**Work required**
Within the data that follows, how many lines carry the string "image"? Give the number alone.

# # # # # # #

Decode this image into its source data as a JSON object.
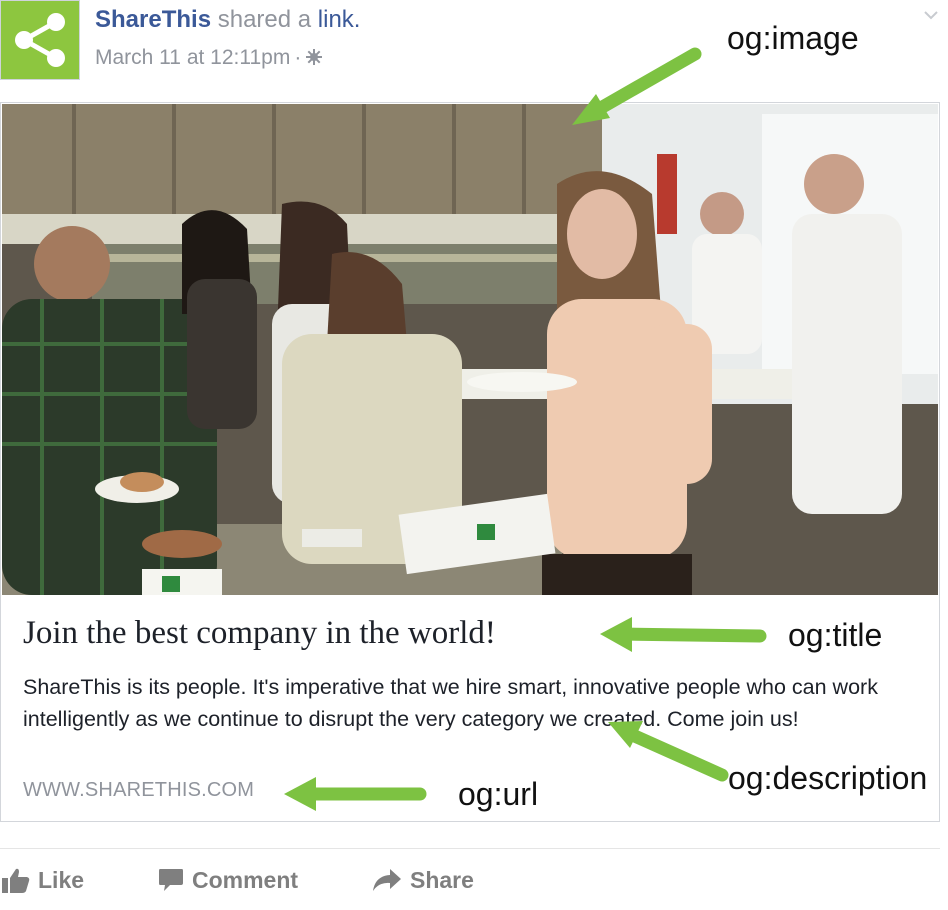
{
  "post": {
    "author": "ShareThis",
    "verb": "shared a",
    "link_word": "link.",
    "timestamp": "March 11 at 12:11pm",
    "separator": "·"
  },
  "card": {
    "title": "Join the best company in the world!",
    "description": "ShareThis is its people. It's imperative that we hire smart, innovative people who can work intelligently as we continue to disrupt the very category we created. Come join us!",
    "url": "WWW.SHARETHIS.COM"
  },
  "annotations": {
    "image": "og:image",
    "title": "og:title",
    "description": "og:description",
    "url": "og:url"
  },
  "actions": {
    "like": "Like",
    "comment": "Comment",
    "share": "Share"
  },
  "colors": {
    "brand_green": "#8dc63f",
    "link_blue": "#3b5998",
    "meta_gray": "#90949c",
    "arrow_green": "#7dc242"
  },
  "icons": [
    "share-logo-icon",
    "globe-icon",
    "chevron-down-icon",
    "like-icon",
    "comment-icon",
    "share-arrow-icon"
  ]
}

# # # # # # #

**Answer to this task**
2